-- EXCERPTED RECORDS --
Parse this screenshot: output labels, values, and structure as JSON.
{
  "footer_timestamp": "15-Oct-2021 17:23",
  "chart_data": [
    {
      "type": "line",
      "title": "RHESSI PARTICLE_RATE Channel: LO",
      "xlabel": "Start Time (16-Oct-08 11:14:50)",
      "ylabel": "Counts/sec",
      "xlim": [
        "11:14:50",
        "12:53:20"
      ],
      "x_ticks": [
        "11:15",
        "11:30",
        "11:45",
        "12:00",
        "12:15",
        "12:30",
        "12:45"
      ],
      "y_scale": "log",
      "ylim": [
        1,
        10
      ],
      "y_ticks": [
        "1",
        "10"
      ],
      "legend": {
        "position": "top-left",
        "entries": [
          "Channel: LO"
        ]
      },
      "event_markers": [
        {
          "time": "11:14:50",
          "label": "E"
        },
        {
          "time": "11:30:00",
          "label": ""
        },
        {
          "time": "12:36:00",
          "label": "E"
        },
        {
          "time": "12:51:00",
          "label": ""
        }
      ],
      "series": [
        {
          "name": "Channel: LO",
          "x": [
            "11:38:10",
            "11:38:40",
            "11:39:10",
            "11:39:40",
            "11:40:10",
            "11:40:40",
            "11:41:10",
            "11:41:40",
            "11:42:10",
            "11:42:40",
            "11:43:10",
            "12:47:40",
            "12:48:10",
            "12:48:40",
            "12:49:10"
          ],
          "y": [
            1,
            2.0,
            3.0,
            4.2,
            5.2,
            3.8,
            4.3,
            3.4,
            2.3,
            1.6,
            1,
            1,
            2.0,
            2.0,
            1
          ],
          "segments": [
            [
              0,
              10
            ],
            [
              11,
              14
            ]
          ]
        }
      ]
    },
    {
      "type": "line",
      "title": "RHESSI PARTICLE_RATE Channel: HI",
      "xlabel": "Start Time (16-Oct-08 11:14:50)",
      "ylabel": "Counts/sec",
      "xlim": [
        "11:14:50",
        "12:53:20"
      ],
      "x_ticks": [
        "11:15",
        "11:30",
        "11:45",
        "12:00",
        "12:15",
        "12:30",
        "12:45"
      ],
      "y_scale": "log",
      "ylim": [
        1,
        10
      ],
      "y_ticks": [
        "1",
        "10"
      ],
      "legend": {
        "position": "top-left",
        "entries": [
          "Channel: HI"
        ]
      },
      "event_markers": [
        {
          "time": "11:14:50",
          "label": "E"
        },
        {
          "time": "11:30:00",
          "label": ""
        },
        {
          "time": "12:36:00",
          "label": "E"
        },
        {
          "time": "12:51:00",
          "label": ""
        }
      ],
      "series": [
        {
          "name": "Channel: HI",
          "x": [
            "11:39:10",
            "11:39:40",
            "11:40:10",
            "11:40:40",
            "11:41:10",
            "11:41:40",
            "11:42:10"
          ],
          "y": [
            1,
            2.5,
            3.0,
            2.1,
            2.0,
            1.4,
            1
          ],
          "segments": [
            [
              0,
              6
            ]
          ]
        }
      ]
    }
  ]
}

-- WRITTEN EXERCISE --
Give the listing again, word for word.

-- OUTPUT OF THE TASK --
Parse this screenshot: output labels, values, and structure as JSON.
{
  "footer_timestamp": "15-Oct-2021 17:23",
  "chart_data": [
    {
      "type": "line",
      "title": "RHESSI PARTICLE_RATE Channel: LO",
      "xlabel": "Start Time (16-Oct-08 11:14:50)",
      "ylabel": "Counts/sec",
      "xlim": [
        "11:14:50",
        "12:53:20"
      ],
      "x_ticks": [
        "11:15",
        "11:30",
        "11:45",
        "12:00",
        "12:15",
        "12:30",
        "12:45"
      ],
      "y_scale": "log",
      "ylim": [
        1,
        10
      ],
      "y_ticks": [
        "1",
        "10"
      ],
      "legend": {
        "position": "top-left",
        "entries": [
          "Channel: LO"
        ]
      },
      "event_markers": [
        {
          "time": "11:14:50",
          "label": "E"
        },
        {
          "time": "11:30:00",
          "label": ""
        },
        {
          "time": "12:36:00",
          "label": "E"
        },
        {
          "time": "12:51:00",
          "label": ""
        }
      ],
      "series": [
        {
          "name": "Channel: LO",
          "x": [
            "11:38:10",
            "11:38:40",
            "11:39:10",
            "11:39:40",
            "11:40:10",
            "11:40:40",
            "11:41:10",
            "11:41:40",
            "11:42:10",
            "11:42:40",
            "11:43:10",
            "12:47:40",
            "12:48:10",
            "12:48:40",
            "12:49:10"
          ],
          "y": [
            1,
            2.0,
            3.0,
            4.2,
            5.2,
            3.8,
            4.3,
            3.4,
            2.3,
            1.6,
            1,
            1,
            2.0,
            2.0,
            1
          ],
          "segments": [
            [
              0,
              10
            ],
            [
              11,
              14
            ]
          ]
        }
      ]
    },
    {
      "type": "line",
      "title": "RHESSI PARTICLE_RATE Channel: HI",
      "xlabel": "Start Time (16-Oct-08 11:14:50)",
      "ylabel": "Counts/sec",
      "xlim": [
        "11:14:50",
        "12:53:20"
      ],
      "x_ticks": [
        "11:15",
        "11:30",
        "11:45",
        "12:00",
        "12:15",
        "12:30",
        "12:45"
      ],
      "y_scale": "log",
      "ylim": [
        1,
        10
      ],
      "y_ticks": [
        "1",
        "10"
      ],
      "legend": {
        "position": "top-left",
        "entries": [
          "Channel: HI"
        ]
      },
      "event_markers": [
        {
          "time": "11:14:50",
          "label": "E"
        },
        {
          "time": "11:30:00",
          "label": ""
        },
        {
          "time": "12:36:00",
          "label": "E"
        },
        {
          "time": "12:51:00",
          "label": ""
        }
      ],
      "series": [
        {
          "name": "Channel: HI",
          "x": [
            "11:39:10",
            "11:39:40",
            "11:40:10",
            "11:40:40",
            "11:41:10",
            "11:41:40",
            "11:42:10"
          ],
          "y": [
            1,
            2.5,
            3.0,
            2.1,
            2.0,
            1.4,
            1
          ],
          "segments": [
            [
              0,
              6
            ]
          ]
        }
      ]
    }
  ]
}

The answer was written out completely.